EXTRACTED TEXT:
Description
This vibrant broccoli zucchini skillet is a quick, healthy, and customizable dinner packed with fresh veggies, garlic, and herbs. Ready in just 20 minutes, it’s perfect for busy weeknights and can be adapted for any diet or occasion.
Ingredients
- 3 cups broccoli florets (about 10 oz), cut into bite-sized pieces
- 2 medium zucchini (about 10 oz), sliced into half-moons
- 2 tablespoons olive oil
- 3 garlic cloves, minced
- 1/2 medium red onion, thinly sliced
- 1 tablespoon lemon juice (from 1/2 lemon)
- 1/2 teaspoon salt, or to taste
- 1/4 teaspoon black pepper, or to taste
- 1 teaspoon dried Italian herbs (oregano, basil, or a mix)
- Optional: 1/4 cup grated parmesan cheese (for serving)

RECORDS SHOWN:
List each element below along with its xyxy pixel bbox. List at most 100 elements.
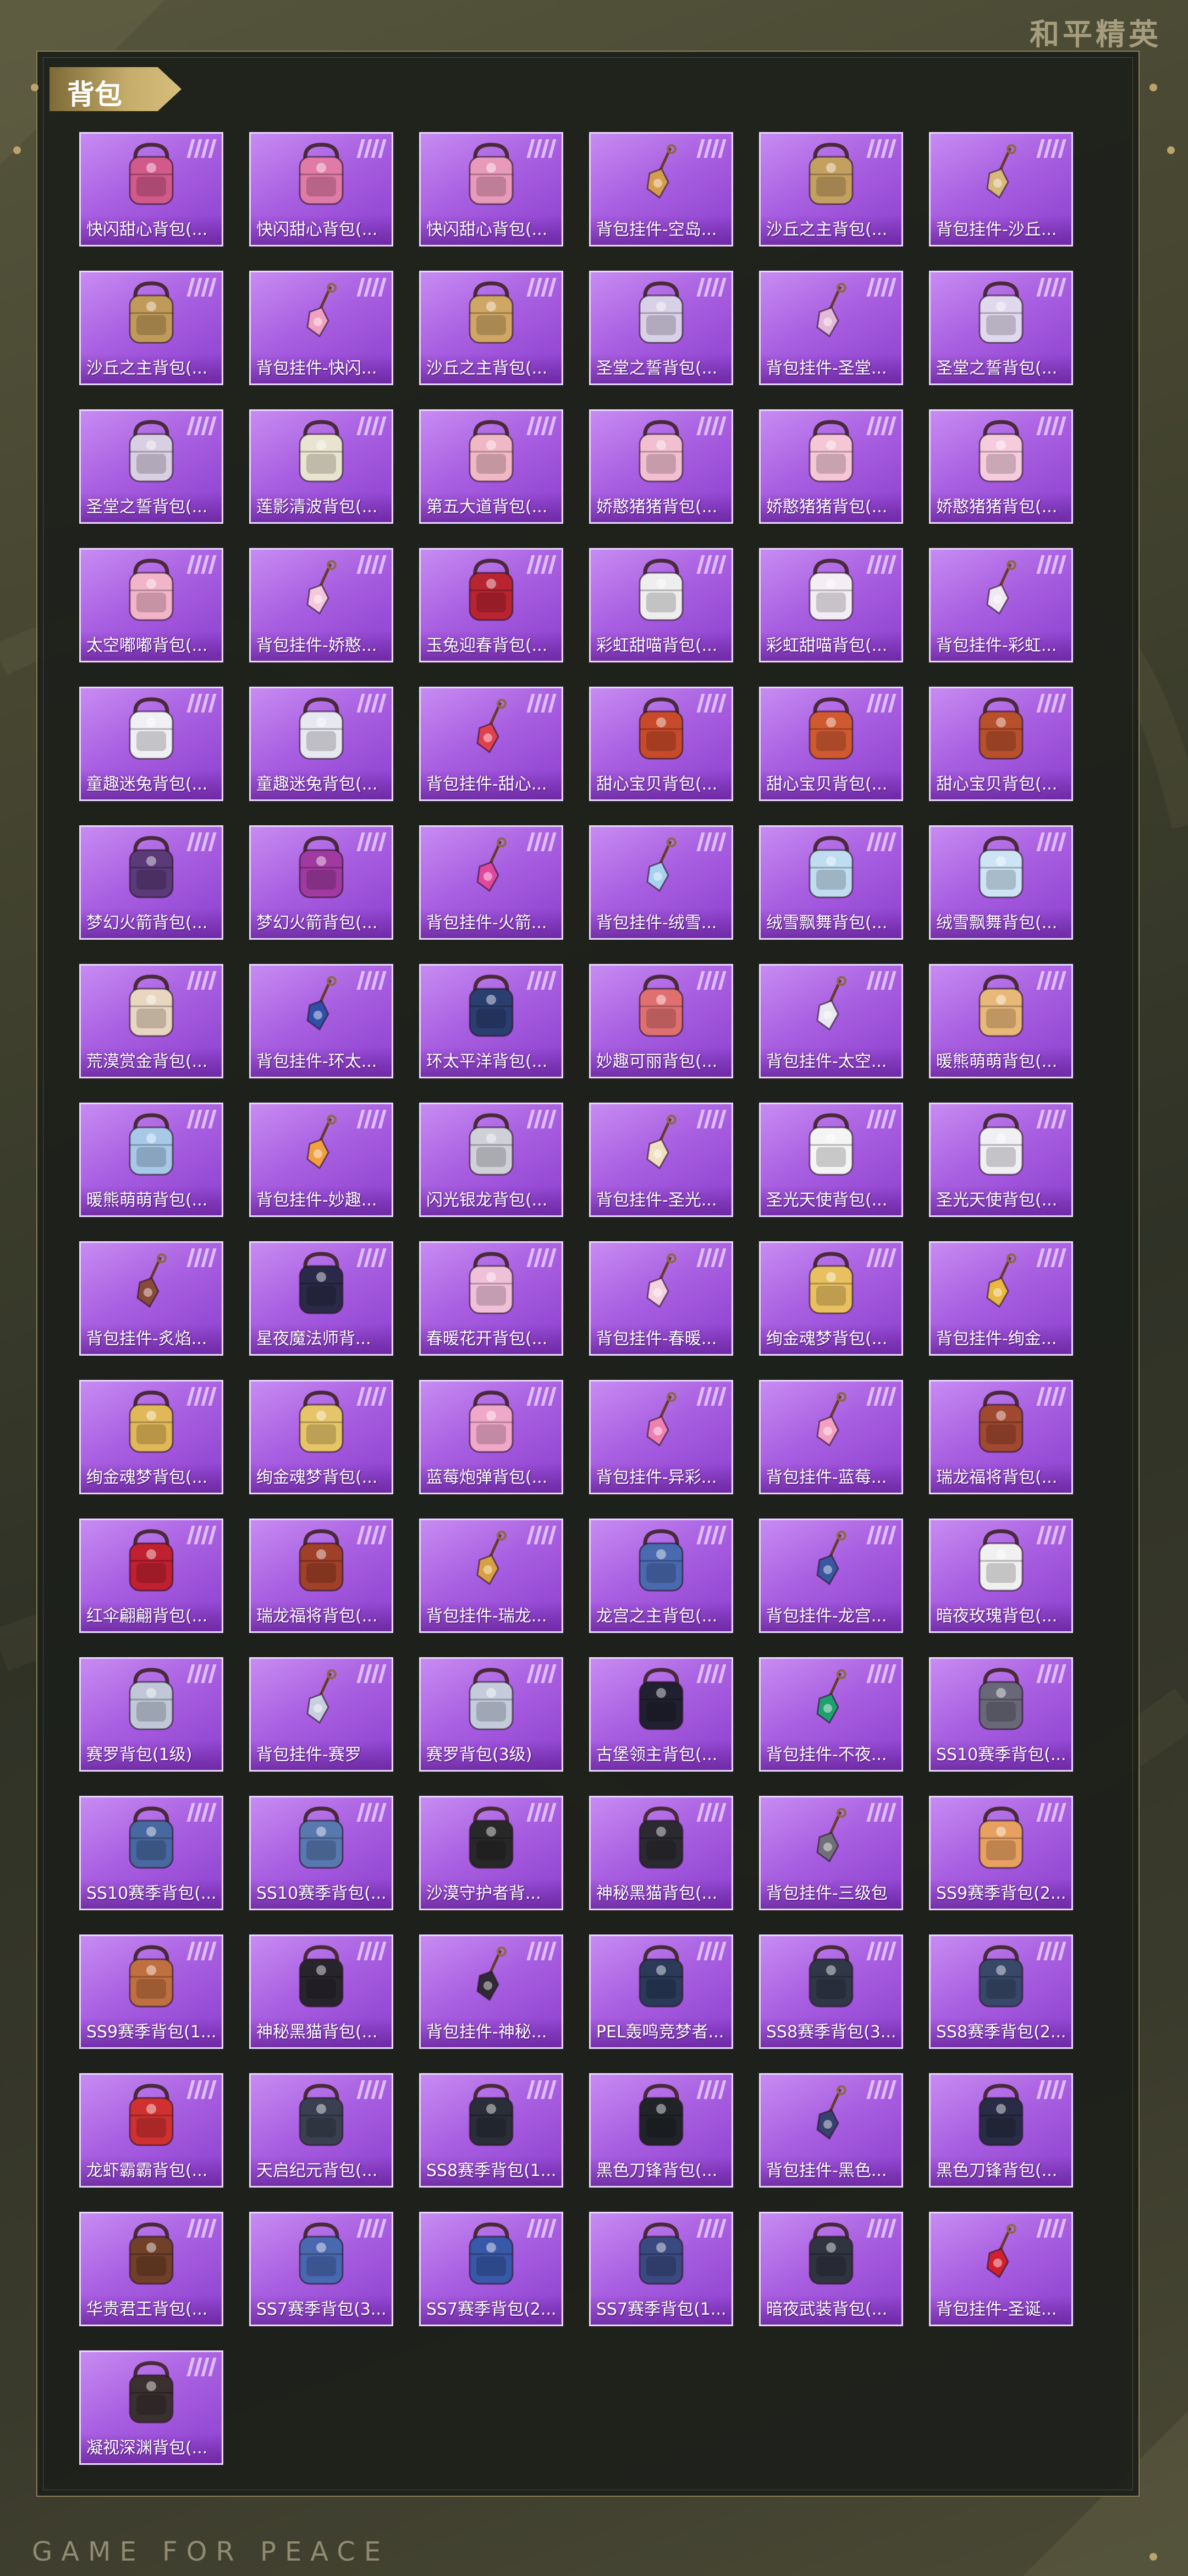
item-card[interactable]: 甜心宝贝背包(... [759,687,903,801]
item-card[interactable]: SS10赛季背包(... [929,1657,1073,1772]
item-card[interactable]: 绚金魂梦背包(... [249,1380,393,1494]
item-card[interactable]: SS10赛季背包(... [249,1796,393,1910]
item-card[interactable]: 赛罗背包(3级) [419,1657,563,1772]
item-card[interactable]: SS7赛季背包(3... [249,2212,393,2326]
item-card[interactable]: 童趣迷兔背包(... [249,687,393,801]
item-card[interactable]: 凝视深渊背包(... [79,2350,223,2465]
item-card[interactable]: 背包挂件-绚金... [929,1241,1073,1356]
item-card[interactable]: 甜心宝贝背包(... [929,687,1073,801]
item-card[interactable]: 暖熊萌萌背包(... [929,964,1073,1078]
item-card[interactable]: 背包挂件-春暖... [589,1241,733,1356]
item-card[interactable]: 暗夜武装背包(... [759,2212,903,2326]
item-card[interactable]: 瑞龙福将背包(... [249,1519,393,1633]
item-card[interactable]: 娇憨猪猪背包(... [929,409,1073,524]
item-card[interactable]: 背包挂件-赛罗 [249,1657,393,1772]
item-card[interactable]: 背包挂件-沙丘... [929,132,1073,246]
item-card[interactable]: 圣光天使背包(... [759,1103,903,1217]
item-card[interactable]: 彩虹甜喵背包(... [759,548,903,662]
item-card[interactable]: 背包挂件-蓝莓... [759,1380,903,1494]
item-card[interactable]: 甜心宝贝背包(... [589,687,733,801]
item-card[interactable]: 蓝莓炮弹背包(... [419,1380,563,1494]
item-card[interactable]: PEL轰鸣竞梦者... [589,1934,733,2049]
item-card[interactable]: 龙宫之主背包(... [589,1519,733,1633]
item-card[interactable]: 荒漠赏金背包(... [79,964,223,1078]
item-card[interactable]: 龙虾霸霸背包(... [79,2073,223,2188]
item-card[interactable]: 娇憨猪猪背包(... [589,409,733,524]
rarity-stripes-icon [696,278,727,297]
item-card[interactable]: 背包挂件-瑞龙... [419,1519,563,1633]
item-card[interactable]: 瑞龙福将背包(... [929,1380,1073,1494]
item-card[interactable]: 黑色刀锋背包(... [929,2073,1073,2188]
item-card[interactable]: 圣光天使背包(... [929,1103,1073,1217]
section-tab[interactable]: 背包 [50,67,182,111]
item-card[interactable]: SS8赛季背包(3... [759,1934,903,2049]
item-card[interactable]: 背包挂件-黑色... [759,2073,903,2188]
item-card[interactable]: 绒雪飘舞背包(... [929,825,1073,940]
item-card[interactable]: 背包挂件-不夜... [759,1657,903,1772]
item-card[interactable]: 背包挂件-空岛... [589,132,733,246]
item-card[interactable]: 华贵君王背包(... [79,2212,223,2326]
item-card[interactable]: 背包挂件-绒雪... [589,825,733,940]
item-card[interactable]: SS8赛季背包(1... [419,2073,563,2188]
item-card[interactable]: 玉兔迎春背包(... [419,548,563,662]
item-card[interactable]: 沙丘之主背包(... [79,271,223,385]
item-card[interactable]: 背包挂件-圣诞... [929,2212,1073,2326]
item-card[interactable]: 闪光银龙背包(... [419,1103,563,1217]
item-card[interactable]: 太空嘟嘟背包(... [79,548,223,662]
item-card[interactable]: 背包挂件-太空... [759,964,903,1078]
item-card[interactable]: 快闪甜心背包(... [419,132,563,246]
item-card[interactable]: 梦幻火箭背包(... [79,825,223,940]
item-card[interactable]: 背包挂件-妙趣... [249,1103,393,1217]
item-card[interactable]: 沙漠守护者背... [419,1796,563,1910]
item-card[interactable]: 彩虹甜喵背包(... [589,548,733,662]
item-card[interactable]: 绚金魂梦背包(... [759,1241,903,1356]
item-card[interactable]: SS9赛季背包(1... [79,1934,223,2049]
item-card[interactable]: 圣堂之誓背包(... [929,271,1073,385]
item-card[interactable]: 背包挂件-彩虹... [929,548,1073,662]
item-card[interactable]: 环太平洋背包(... [419,964,563,1078]
backpack-icon [469,420,514,483]
item-card[interactable]: 背包挂件-甜心... [419,687,563,801]
item-card[interactable]: 星夜魔法师背... [249,1241,393,1356]
item-card[interactable]: 第五大道背包(... [419,409,563,524]
item-card[interactable]: 春暖花开背包(... [419,1241,563,1356]
item-card[interactable]: 快闪甜心背包(... [79,132,223,246]
item-card[interactable]: 莲影清波背包(... [249,409,393,524]
item-card[interactable]: 妙趣可丽背包(... [589,964,733,1078]
item-card[interactable]: 赛罗背包(1级) [79,1657,223,1772]
item-card[interactable]: 背包挂件-炙焰... [79,1241,223,1356]
item-card[interactable]: SS7赛季背包(2... [419,2212,563,2326]
item-card[interactable]: 梦幻火箭背包(... [249,825,393,940]
item-card[interactable]: 背包挂件-异彩... [589,1380,733,1494]
item-card[interactable]: 天启纪元背包(... [249,2073,393,2188]
item-card[interactable]: 古堡领主背包(... [589,1657,733,1772]
item-card[interactable]: 背包挂件-快闪... [249,271,393,385]
item-card[interactable]: 绒雪飘舞背包(... [759,825,903,940]
item-card[interactable]: 背包挂件-神秘... [419,1934,563,2049]
item-card[interactable]: 黑色刀锋背包(... [589,2073,733,2188]
item-card[interactable]: 童趣迷兔背包(... [79,687,223,801]
item-card[interactable]: SS7赛季背包(1... [589,2212,733,2326]
item-card[interactable]: 沙丘之主背包(... [759,132,903,246]
item-card[interactable]: 圣堂之誓背包(... [79,409,223,524]
item-card[interactable]: 背包挂件-娇憨... [249,548,393,662]
item-card[interactable]: SS9赛季背包(2... [929,1796,1073,1910]
item-card[interactable]: 绚金魂梦背包(... [79,1380,223,1494]
item-card[interactable]: 背包挂件-圣堂... [759,271,903,385]
item-card[interactable]: 背包挂件-环太... [249,964,393,1078]
item-card[interactable]: 神秘黑猫背包(... [589,1796,733,1910]
item-card[interactable]: 娇憨猪猪背包(... [759,409,903,524]
item-card[interactable]: 背包挂件-龙宫... [759,1519,903,1633]
item-card[interactable]: SS8赛季背包(2... [929,1934,1073,2049]
item-card[interactable]: 背包挂件-火箭... [419,825,563,940]
item-card[interactable]: 背包挂件-三级包 [759,1796,903,1910]
item-card[interactable]: 暗夜玫瑰背包(... [929,1519,1073,1633]
item-card[interactable]: 圣堂之誓背包(... [589,271,733,385]
item-card[interactable]: SS10赛季背包(... [79,1796,223,1910]
item-card[interactable]: 快闪甜心背包(... [249,132,393,246]
item-card[interactable]: 沙丘之主背包(... [419,271,563,385]
item-card[interactable]: 暖熊萌萌背包(... [79,1103,223,1217]
item-card[interactable]: 背包挂件-圣光... [589,1103,733,1217]
item-card[interactable]: 红伞翩翩背包(... [79,1519,223,1633]
item-card[interactable]: 神秘黑猫背包(... [249,1934,393,2049]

THINGS TO DO:
a) From the skillet recipe, return the passage between "Description" and "diet or occasion.", inclusive, copying it word for word.
b) Answer these questions using the skillet recipe:
(i) How many minutes does the dish take to be ready?
(ii) How much olive oil does the recipe call for?
(iii) Which ingredient is marked as optional?

SOLUTIONS TO THE PROBLEMS:
a)
Description
This vibrant broccoli zucchini skillet is a quick, healthy, and customizable dinner packed with fresh veggies, garlic, and herbs. Ready in just 20 minutes, it’s perfect for busy weeknights and can be adapted for any diet or occasion.

b)
(i) 20 minutes
(ii) 2 tablespoons
(iii) 1/4 cup grated parmesan cheese, for serving